### Your objective
Look through the listing for the word "executivă". Copy each line that has it.

□ □ □ □ □ □ □

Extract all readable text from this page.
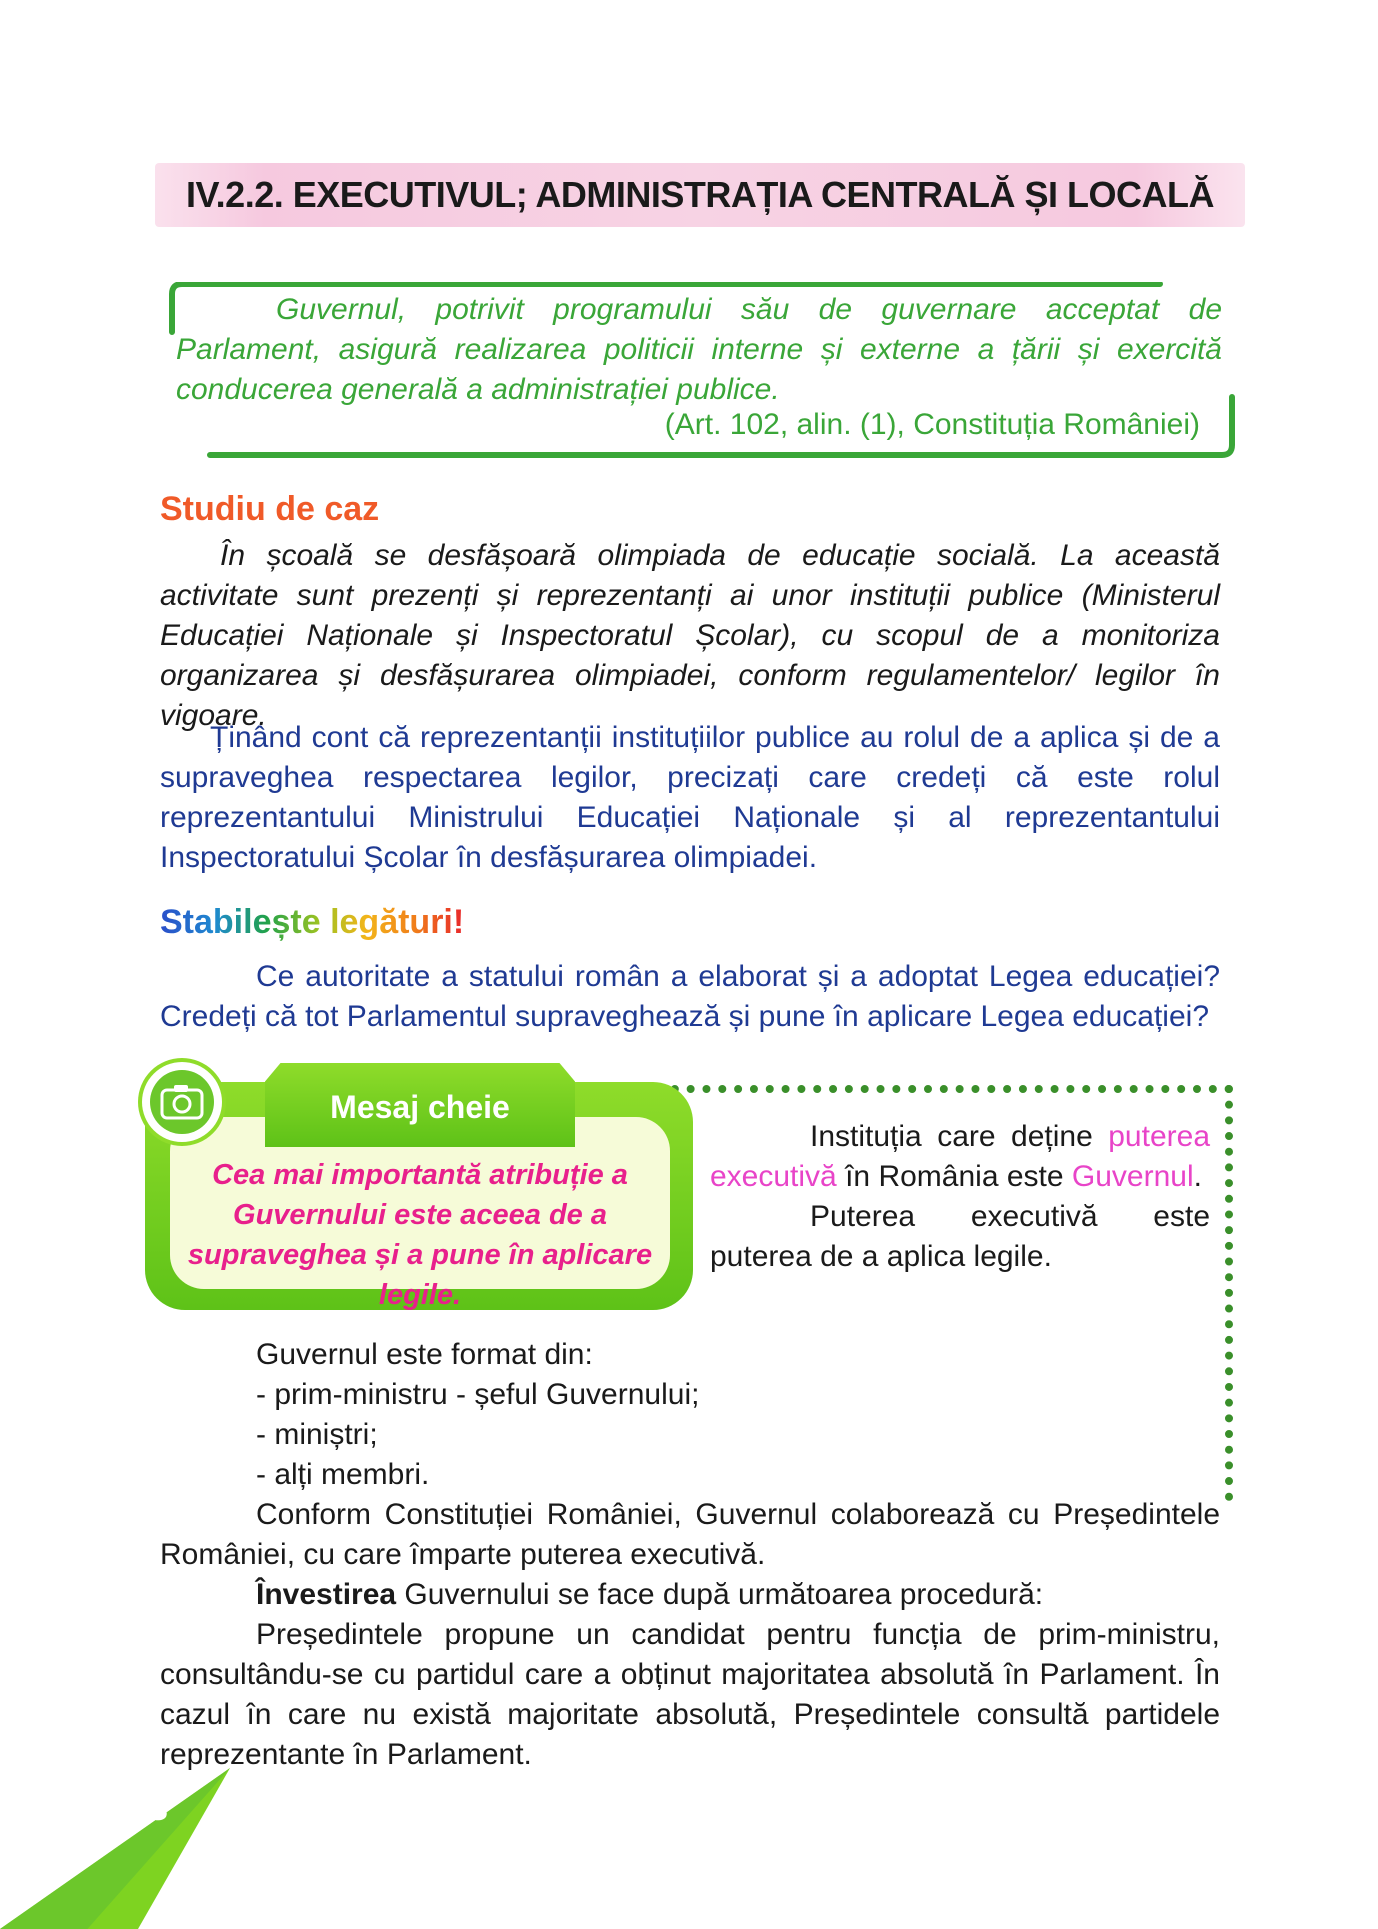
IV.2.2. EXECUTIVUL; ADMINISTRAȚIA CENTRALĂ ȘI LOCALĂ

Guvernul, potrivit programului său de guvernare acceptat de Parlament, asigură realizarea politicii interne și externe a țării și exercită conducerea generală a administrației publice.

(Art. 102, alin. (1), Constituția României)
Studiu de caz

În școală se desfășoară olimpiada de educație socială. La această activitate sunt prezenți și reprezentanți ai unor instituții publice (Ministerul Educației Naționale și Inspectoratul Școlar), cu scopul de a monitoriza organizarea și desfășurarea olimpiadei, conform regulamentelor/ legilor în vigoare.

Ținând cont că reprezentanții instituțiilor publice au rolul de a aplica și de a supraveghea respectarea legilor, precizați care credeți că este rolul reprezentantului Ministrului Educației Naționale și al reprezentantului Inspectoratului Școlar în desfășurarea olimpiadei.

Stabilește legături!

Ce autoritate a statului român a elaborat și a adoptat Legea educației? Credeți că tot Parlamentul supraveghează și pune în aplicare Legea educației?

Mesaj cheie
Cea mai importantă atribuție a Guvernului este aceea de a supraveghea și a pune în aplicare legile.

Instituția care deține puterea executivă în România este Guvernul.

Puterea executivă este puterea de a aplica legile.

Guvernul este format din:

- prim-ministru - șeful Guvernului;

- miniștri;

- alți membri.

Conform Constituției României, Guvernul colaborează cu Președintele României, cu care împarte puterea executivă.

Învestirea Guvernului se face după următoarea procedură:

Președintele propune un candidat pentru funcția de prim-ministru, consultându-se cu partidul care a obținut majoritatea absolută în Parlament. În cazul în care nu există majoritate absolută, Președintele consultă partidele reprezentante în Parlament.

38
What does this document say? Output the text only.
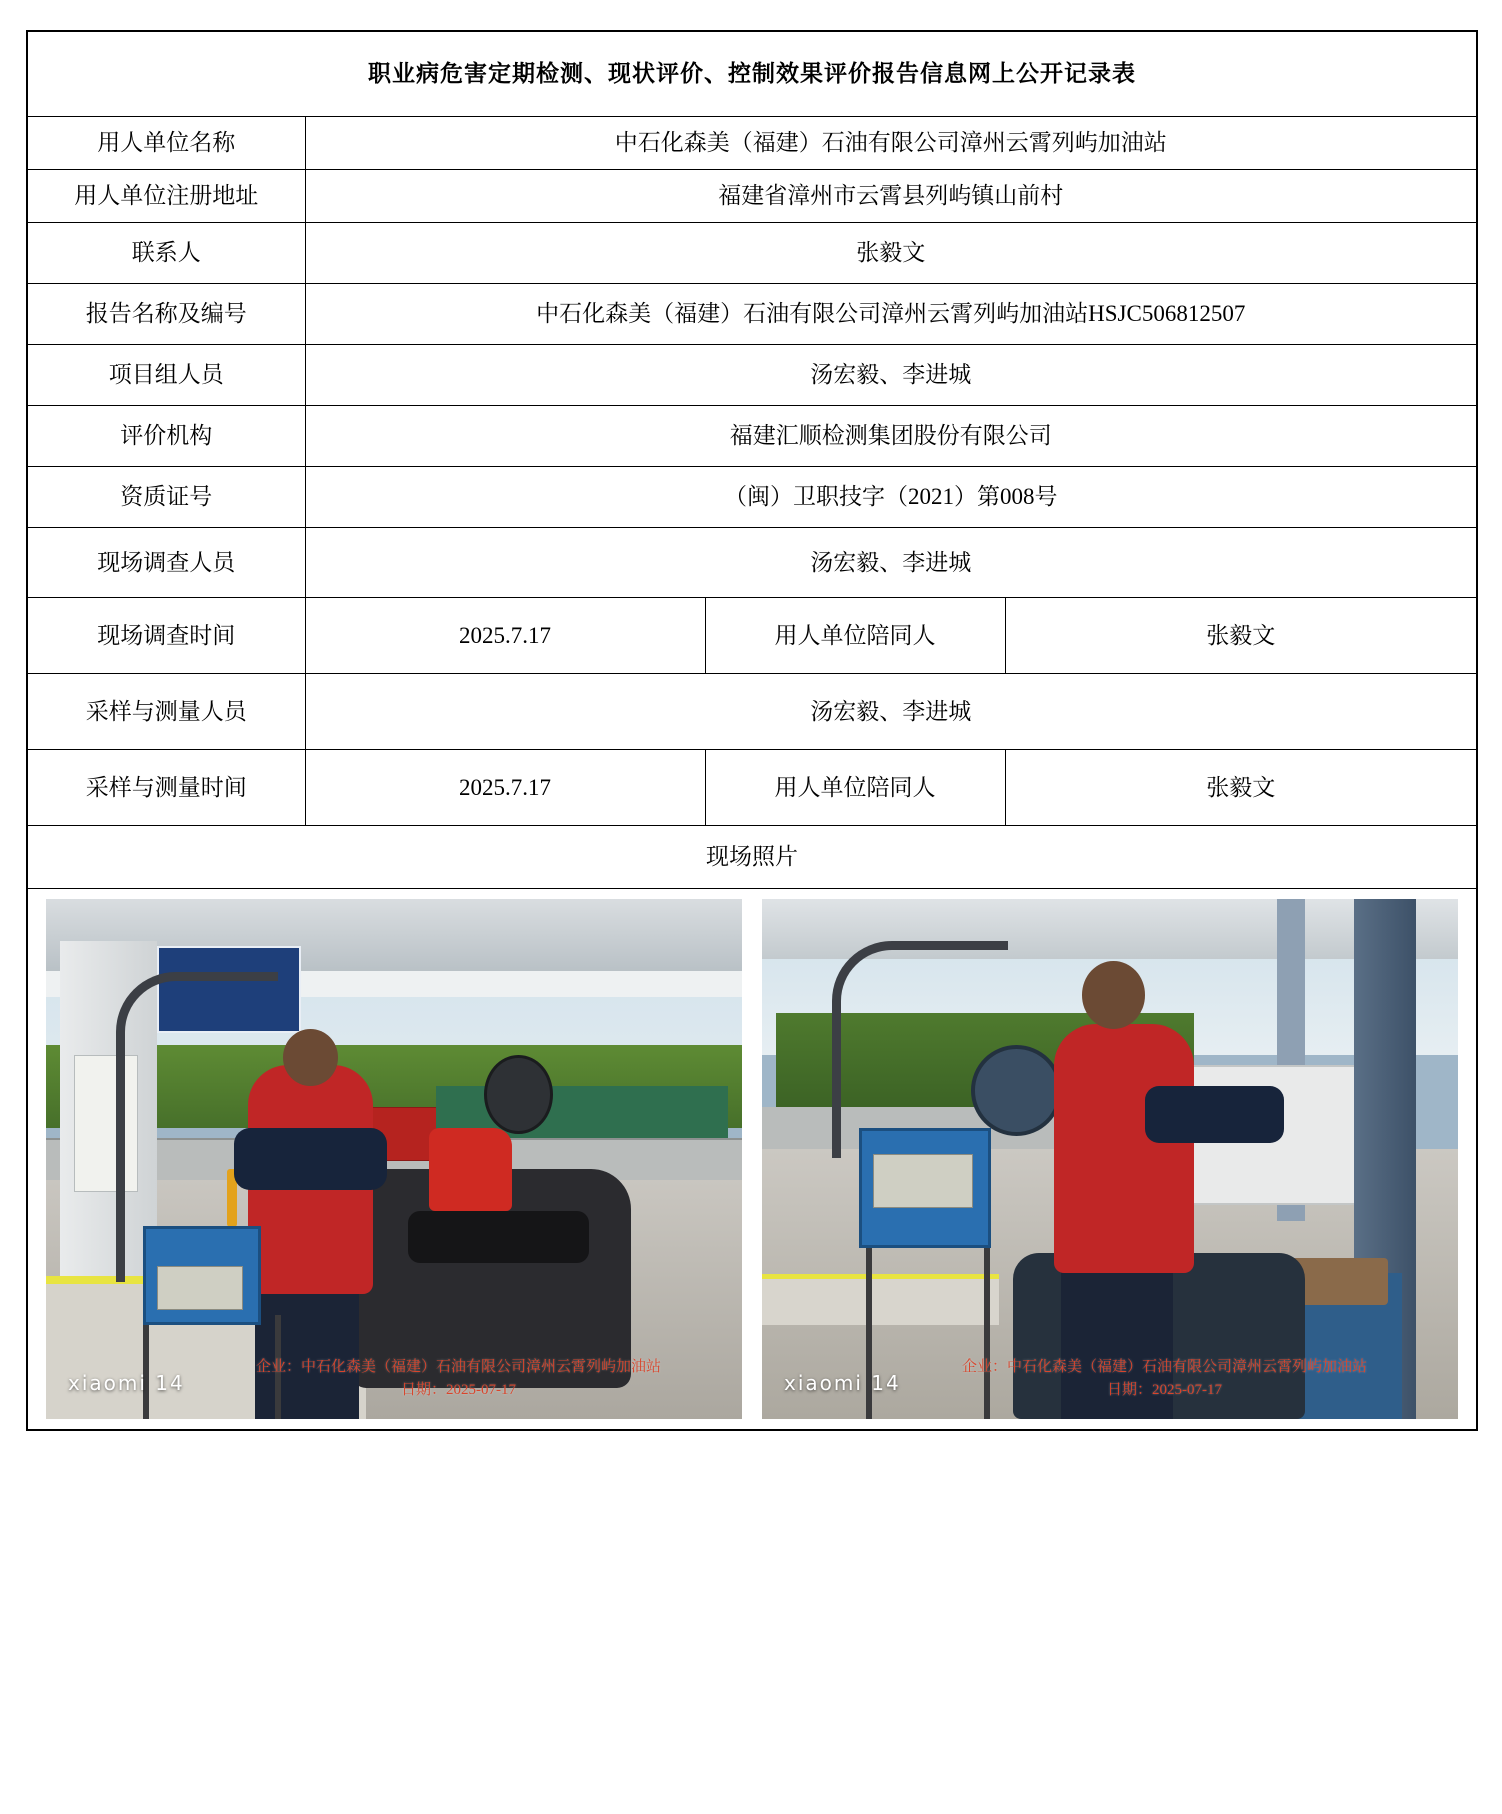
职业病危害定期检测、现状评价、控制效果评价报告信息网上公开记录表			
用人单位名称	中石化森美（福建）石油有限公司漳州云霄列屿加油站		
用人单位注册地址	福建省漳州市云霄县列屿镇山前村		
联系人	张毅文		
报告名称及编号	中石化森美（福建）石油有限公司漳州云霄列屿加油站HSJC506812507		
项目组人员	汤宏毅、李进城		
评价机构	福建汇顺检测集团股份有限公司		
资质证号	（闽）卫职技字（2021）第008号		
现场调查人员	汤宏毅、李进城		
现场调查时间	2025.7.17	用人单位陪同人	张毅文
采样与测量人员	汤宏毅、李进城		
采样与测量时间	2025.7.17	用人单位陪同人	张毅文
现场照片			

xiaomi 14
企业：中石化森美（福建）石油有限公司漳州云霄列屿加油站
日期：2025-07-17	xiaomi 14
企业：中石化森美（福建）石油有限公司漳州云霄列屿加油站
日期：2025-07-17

□ □ □ □ □ □ □

### Exercise solution
Instituția care deține puterea executivă în România este Guvernul.
Puterea executivă este puterea de a aplica legile.
Conform Constituției României, Guvernul colaborează cu Președintele României, cu care împarte puterea executivă.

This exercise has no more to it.